◆ What is expected ◆
All of the material below is to be repeated exactly.

◆ Stored rows ◆
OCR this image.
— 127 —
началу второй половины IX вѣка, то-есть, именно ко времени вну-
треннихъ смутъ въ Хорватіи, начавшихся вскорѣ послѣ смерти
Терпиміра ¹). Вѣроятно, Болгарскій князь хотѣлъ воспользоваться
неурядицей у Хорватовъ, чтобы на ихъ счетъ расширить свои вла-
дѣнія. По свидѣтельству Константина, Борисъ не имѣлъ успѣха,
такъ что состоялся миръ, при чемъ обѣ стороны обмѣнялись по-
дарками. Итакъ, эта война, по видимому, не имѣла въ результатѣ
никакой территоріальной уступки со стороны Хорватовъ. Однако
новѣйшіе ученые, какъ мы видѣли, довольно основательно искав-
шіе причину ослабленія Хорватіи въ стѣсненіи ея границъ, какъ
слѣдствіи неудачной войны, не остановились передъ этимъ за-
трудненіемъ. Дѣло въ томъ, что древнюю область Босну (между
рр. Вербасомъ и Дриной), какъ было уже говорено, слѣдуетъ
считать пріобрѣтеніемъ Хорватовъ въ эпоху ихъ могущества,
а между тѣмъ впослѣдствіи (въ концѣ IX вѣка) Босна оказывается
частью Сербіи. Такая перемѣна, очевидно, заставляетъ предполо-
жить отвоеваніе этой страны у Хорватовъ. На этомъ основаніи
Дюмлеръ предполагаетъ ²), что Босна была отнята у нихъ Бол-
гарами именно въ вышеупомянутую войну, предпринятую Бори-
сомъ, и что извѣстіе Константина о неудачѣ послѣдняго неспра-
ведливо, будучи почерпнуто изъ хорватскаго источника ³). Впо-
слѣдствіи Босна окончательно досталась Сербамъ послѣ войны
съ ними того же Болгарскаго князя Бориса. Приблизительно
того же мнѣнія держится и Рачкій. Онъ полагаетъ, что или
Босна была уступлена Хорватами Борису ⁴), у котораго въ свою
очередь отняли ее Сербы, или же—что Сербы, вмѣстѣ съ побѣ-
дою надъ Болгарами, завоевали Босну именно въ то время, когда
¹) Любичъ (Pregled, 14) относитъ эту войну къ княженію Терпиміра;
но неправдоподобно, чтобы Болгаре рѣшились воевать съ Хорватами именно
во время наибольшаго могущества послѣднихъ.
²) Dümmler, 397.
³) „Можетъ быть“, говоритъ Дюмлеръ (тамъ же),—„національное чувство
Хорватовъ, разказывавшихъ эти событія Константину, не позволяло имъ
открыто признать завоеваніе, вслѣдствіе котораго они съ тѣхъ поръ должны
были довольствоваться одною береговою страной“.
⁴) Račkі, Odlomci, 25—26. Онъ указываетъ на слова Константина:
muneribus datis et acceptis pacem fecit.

◆ Result for this exercise ◆
OCR this image.
— 127 —
началу второй половины IX вѣка, то-есть, именно ко времени вну-
треннихъ смутъ въ Хорватіи, начавшихся вскорѣ послѣ смерти
Терпиміра ¹). Вѣроятно, Болгарскій князь хотѣлъ воспользоваться
неурядицей у Хорватовъ, чтобы на ихъ счетъ расширить свои вла-
дѣнія. По свидѣтельству Константина, Борисъ не имѣлъ успѣха,
такъ что состоялся миръ, при чемъ обѣ стороны обмѣнялись по-
дарками. Итакъ, эта война, по видимому, не имѣла въ результатѣ
никакой территоріальной уступки со стороны Хорватовъ. Однако
новѣйшіе ученые, какъ мы видѣли, довольно основательно искав-
шіе причину ослабленія Хорватіи въ стѣсненіи ея границъ, какъ
слѣдствіи неудачной войны, не остановились передъ этимъ за-
трудненіемъ. Дѣло въ томъ, что древнюю область Босну (между
рр. Вербасомъ и Дриной), какъ было уже говорено, слѣдуетъ
считать пріобрѣтеніемъ Хорватовъ въ эпоху ихъ могущества,
а между тѣмъ впослѣдствіи (въ концѣ IX вѣка) Босна оказывается
частью Сербіи. Такая перемѣна, очевидно, заставляетъ предполо-
жить отвоеваніе этой страны у Хорватовъ. На этомъ основаніи
Дюмлеръ предполагаетъ ²), что Босна была отнята у нихъ Бол-
гарами именно въ вышеупомянутую войну, предпринятую Бори-
сомъ, и что извѣстіе Константина о неудачѣ послѣдняго неспра-
ведливо, будучи почерпнуто изъ хорватскаго источника ³). Впо-
слѣдствіи Босна окончательно досталась Сербамъ послѣ войны
съ ними того же Болгарскаго князя Бориса. Приблизительно
того же мнѣнія держится и Рачкій. Онъ полагаетъ, что или
Босна была уступлена Хорватами Борису ⁴), у котораго въ свою
очередь отняли ее Сербы, или же—что Сербы, вмѣстѣ съ побѣ-
дою надъ Болгарами, завоевали Босну именно въ то время, когда
¹) Любичъ (Pregled, 14) относитъ эту войну къ княженію Терпиміра;
но неправдоподобно, чтобы Болгаре рѣшились воевать съ Хорватами именно
во время наибольшаго могущества послѣднихъ.
²) Dümmler, 397.
³) „Можетъ быть“, говоритъ Дюмлеръ (тамъ же),—„національное чувство
Хорватовъ, разказывавшихъ эти событія Константину, не позволяло имъ
открыто признать завоеваніе, вслѣдствіе котораго они съ тѣхъ поръ должны
были довольствоваться одною береговою страной“.
⁴) Račkі, Odlomci, 25—26. Онъ указываетъ на слова Константина:
muneribus datis et acceptis pacem fecit.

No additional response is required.